Records supplied
-- start --
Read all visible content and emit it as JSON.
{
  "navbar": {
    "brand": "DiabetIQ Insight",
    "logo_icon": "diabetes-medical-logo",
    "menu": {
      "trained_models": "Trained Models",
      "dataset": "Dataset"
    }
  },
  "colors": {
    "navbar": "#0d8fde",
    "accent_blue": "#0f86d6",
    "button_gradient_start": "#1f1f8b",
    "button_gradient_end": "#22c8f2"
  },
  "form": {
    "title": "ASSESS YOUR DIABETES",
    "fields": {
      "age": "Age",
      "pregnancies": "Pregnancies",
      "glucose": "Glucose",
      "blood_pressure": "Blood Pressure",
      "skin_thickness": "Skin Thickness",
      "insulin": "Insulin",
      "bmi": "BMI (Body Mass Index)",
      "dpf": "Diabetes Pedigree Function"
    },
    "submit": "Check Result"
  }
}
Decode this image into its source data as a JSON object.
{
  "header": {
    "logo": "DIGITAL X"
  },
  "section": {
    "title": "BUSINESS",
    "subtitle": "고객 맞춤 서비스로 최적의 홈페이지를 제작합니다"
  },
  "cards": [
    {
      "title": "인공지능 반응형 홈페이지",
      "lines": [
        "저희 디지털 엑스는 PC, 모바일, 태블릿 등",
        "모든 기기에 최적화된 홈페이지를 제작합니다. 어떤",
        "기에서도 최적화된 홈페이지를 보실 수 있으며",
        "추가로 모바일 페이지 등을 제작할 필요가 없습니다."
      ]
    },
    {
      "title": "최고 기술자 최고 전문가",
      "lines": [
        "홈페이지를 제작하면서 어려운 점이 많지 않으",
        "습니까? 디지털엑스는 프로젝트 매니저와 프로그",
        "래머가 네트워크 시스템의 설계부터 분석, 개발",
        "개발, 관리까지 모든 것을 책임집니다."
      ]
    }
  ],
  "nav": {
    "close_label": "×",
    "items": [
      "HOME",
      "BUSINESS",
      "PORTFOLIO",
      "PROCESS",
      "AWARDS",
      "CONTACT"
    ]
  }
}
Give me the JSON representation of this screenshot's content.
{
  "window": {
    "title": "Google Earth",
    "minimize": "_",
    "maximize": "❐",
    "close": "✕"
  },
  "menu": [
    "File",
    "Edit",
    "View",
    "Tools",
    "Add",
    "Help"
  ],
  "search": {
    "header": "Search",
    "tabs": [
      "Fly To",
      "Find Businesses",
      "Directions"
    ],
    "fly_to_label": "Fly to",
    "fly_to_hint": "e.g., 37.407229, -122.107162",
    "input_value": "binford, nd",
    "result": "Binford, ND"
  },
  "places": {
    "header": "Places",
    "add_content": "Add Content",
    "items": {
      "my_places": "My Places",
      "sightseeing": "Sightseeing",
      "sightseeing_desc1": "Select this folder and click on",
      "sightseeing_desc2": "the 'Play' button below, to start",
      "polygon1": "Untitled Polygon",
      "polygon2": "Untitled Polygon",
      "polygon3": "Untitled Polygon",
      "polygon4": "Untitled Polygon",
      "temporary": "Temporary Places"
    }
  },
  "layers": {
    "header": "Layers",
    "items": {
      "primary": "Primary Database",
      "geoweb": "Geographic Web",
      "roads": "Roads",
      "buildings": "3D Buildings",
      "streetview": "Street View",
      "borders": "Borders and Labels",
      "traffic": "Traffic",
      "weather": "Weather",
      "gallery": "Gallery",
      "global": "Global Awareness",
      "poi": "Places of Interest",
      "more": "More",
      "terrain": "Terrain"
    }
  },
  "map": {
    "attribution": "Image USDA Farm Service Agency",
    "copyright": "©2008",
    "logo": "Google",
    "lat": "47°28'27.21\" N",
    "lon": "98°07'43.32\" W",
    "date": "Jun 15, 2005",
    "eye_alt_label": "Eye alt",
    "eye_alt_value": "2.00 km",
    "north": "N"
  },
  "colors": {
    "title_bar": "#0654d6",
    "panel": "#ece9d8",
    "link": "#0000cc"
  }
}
-- end --
Short exercise
Exactly reproduce every line of the records.

Worked answer
Read all visible content and emit it as JSON.
{
  "navbar": {
    "brand": "DiabetIQ Insight",
    "logo_icon": "diabetes-medical-logo",
    "menu": {
      "trained_models": "Trained Models",
      "dataset": "Dataset"
    }
  },
  "colors": {
    "navbar": "#0d8fde",
    "accent_blue": "#0f86d6",
    "button_gradient_start": "#1f1f8b",
    "button_gradient_end": "#22c8f2"
  },
  "form": {
    "title": "ASSESS YOUR DIABETES",
    "fields": {
      "age": "Age",
      "pregnancies": "Pregnancies",
      "glucose": "Glucose",
      "blood_pressure": "Blood Pressure",
      "skin_thickness": "Skin Thickness",
      "insulin": "Insulin",
      "bmi": "BMI (Body Mass Index)",
      "dpf": "Diabetes Pedigree Function"
    },
    "submit": "Check Result"
  }
}
Decode this image into its source data as a JSON object.
{
  "header": {
    "logo": "DIGITAL X"
  },
  "section": {
    "title": "BUSINESS",
    "subtitle": "고객 맞춤 서비스로 최적의 홈페이지를 제작합니다"
  },
  "cards": [
    {
      "title": "인공지능 반응형 홈페이지",
      "lines": [
        "저희 디지털 엑스는 PC, 모바일, 태블릿 등",
        "모든 기기에 최적화된 홈페이지를 제작합니다. 어떤",
        "기에서도 최적화된 홈페이지를 보실 수 있으며",
        "추가로 모바일 페이지 등을 제작할 필요가 없습니다."
      ]
    },
    {
      "title": "최고 기술자 최고 전문가",
      "lines": [
        "홈페이지를 제작하면서 어려운 점이 많지 않으",
        "습니까? 디지털엑스는 프로젝트 매니저와 프로그",
        "래머가 네트워크 시스템의 설계부터 분석, 개발",
        "개발, 관리까지 모든 것을 책임집니다."
      ]
    }
  ],
  "nav": {
    "close_label": "×",
    "items": [
      "HOME",
      "BUSINESS",
      "PORTFOLIO",
      "PROCESS",
      "AWARDS",
      "CONTACT"
    ]
  }
}
Give me the JSON representation of this screenshot's content.
{
  "window": {
    "title": "Google Earth",
    "minimize": "_",
    "maximize": "❐",
    "close": "✕"
  },
  "menu": [
    "File",
    "Edit",
    "View",
    "Tools",
    "Add",
    "Help"
  ],
  "search": {
    "header": "Search",
    "tabs": [
      "Fly To",
      "Find Businesses",
      "Directions"
    ],
    "fly_to_label": "Fly to",
    "fly_to_hint": "e.g., 37.407229, -122.107162",
    "input_value": "binford, nd",
    "result": "Binford, ND"
  },
  "places": {
    "header": "Places",
    "add_content": "Add Content",
    "items": {
      "my_places": "My Places",
      "sightseeing": "Sightseeing",
      "sightseeing_desc1": "Select this folder and click on",
      "sightseeing_desc2": "the 'Play' button below, to start",
      "polygon1": "Untitled Polygon",
      "polygon2": "Untitled Polygon",
      "polygon3": "Untitled Polygon",
      "polygon4": "Untitled Polygon",
      "temporary": "Temporary Places"
    }
  },
  "layers": {
    "header": "Layers",
    "items": {
      "primary": "Primary Database",
      "geoweb": "Geographic Web",
      "roads": "Roads",
      "buildings": "3D Buildings",
      "streetview": "Street View",
      "borders": "Borders and Labels",
      "traffic": "Traffic",
      "weather": "Weather",
      "gallery": "Gallery",
      "global": "Global Awareness",
      "poi": "Places of Interest",
      "more": "More",
      "terrain": "Terrain"
    }
  },
  "map": {
    "attribution": "Image USDA Farm Service Agency",
    "copyright": "©2008",
    "logo": "Google",
    "lat": "47°28'27.21\" N",
    "lon": "98°07'43.32\" W",
    "date": "Jun 15, 2005",
    "eye_alt_label": "Eye alt",
    "eye_alt_value": "2.00 km",
    "north": "N"
  },
  "colors": {
    "title_bar": "#0654d6",
    "panel": "#ece9d8",
    "link": "#0000cc"
  }
}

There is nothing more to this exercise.